## Begin

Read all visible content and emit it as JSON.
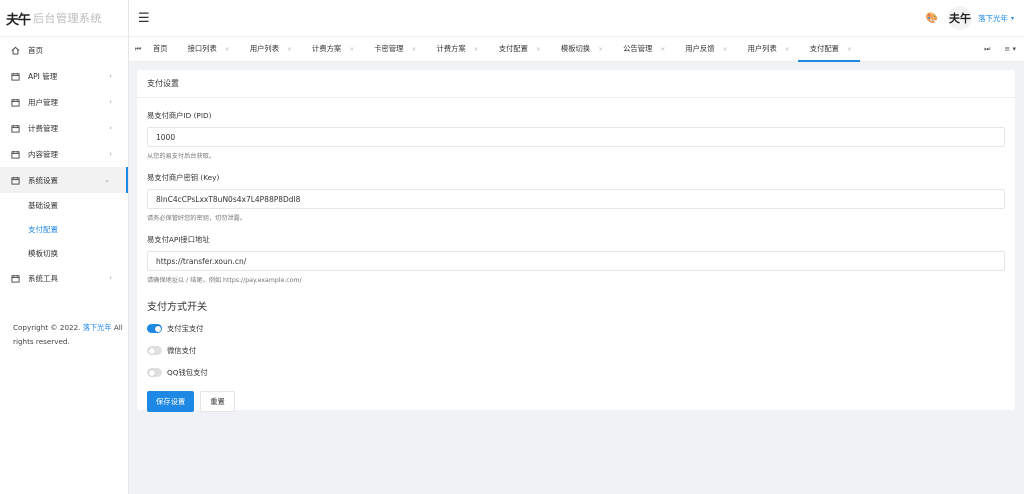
{
  "brand": {
    "mark": "夫午",
    "name": "后台管理系统"
  },
  "sidebar": {
    "items": [
      {
        "icon": "home-icon",
        "label": "首页"
      },
      {
        "icon": "api-icon",
        "label": "API 管理",
        "arrow": "›"
      },
      {
        "icon": "users-icon",
        "label": "用户管理",
        "arrow": "›"
      },
      {
        "icon": "billing-icon",
        "label": "计费管理",
        "arrow": "›"
      },
      {
        "icon": "content-icon",
        "label": "内容管理",
        "arrow": "›"
      }
    ],
    "system": {
      "icon": "settings-icon",
      "label": "系统设置",
      "arrow": "⌄"
    },
    "sub_items": [
      {
        "label": "基础设置"
      },
      {
        "label": "支付配置"
      },
      {
        "label": "模板切换"
      }
    ],
    "tools": {
      "icon": "tools-icon",
      "label": "系统工具",
      "arrow": "›"
    },
    "copyright": {
      "prefix": "Copyright © 2022.",
      "link": "落下光年",
      "suffix": "All rights reserved."
    }
  },
  "header": {
    "menu_icon": "☰",
    "palette_icon": "🎨",
    "avatar_text": "夫午",
    "user_name": "落下光年",
    "caret": "▾"
  },
  "tabbar": {
    "prev_icon": "⏮",
    "next_icon": "⏭",
    "more_icon": "≡ ▾",
    "close_icon": "×",
    "tabs": [
      {
        "label": "首页"
      },
      {
        "label": "接口列表"
      },
      {
        "label": "用户列表"
      },
      {
        "label": "计费方案"
      },
      {
        "label": "卡密管理"
      },
      {
        "label": "计费方案"
      },
      {
        "label": "支付配置"
      },
      {
        "label": "模板切换"
      },
      {
        "label": "公告管理"
      },
      {
        "label": "用户反馈"
      },
      {
        "label": "用户列表"
      },
      {
        "label": "支付配置"
      }
    ]
  },
  "card": {
    "title": "支付设置",
    "fields": [
      {
        "label": "易支付商户ID (PID)",
        "value": "1000",
        "help": "从您的易支付后台获取。"
      },
      {
        "label": "易支付商户密钥 (Key)",
        "value": "8lnC4cCPsLxxT8uN0s4x7L4P88P8Ddl8",
        "help": "请务必保管好您的密钥，切勿泄露。"
      },
      {
        "label": "易支付API接口地址",
        "value": "https://transfer.xoun.cn/",
        "help": "请确保地址以 / 结尾，例如 https://pay.example.com/"
      }
    ],
    "section_title": "支付方式开关",
    "switches": [
      {
        "label": "支付宝支付",
        "on": true
      },
      {
        "label": "微信支付",
        "on": false
      },
      {
        "label": "QQ钱包支付",
        "on": false
      }
    ],
    "save_label": "保存设置",
    "reset_label": "重置"
  },
  "colors": {
    "accent": "#1e88e5",
    "background": "#f0f2f5"
  }
}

## End

▶ _WORK INSTRUCTIONS_
Extract each line holding the word "value" from the records.

▶ _ANSWER TO THIS TASK_
        "value": "1000",
        "value": "8lnC4cCPsLxxT8uN0s4x7L4P88P8Ddl8",
        "value": "https://transfer.xoun.cn/",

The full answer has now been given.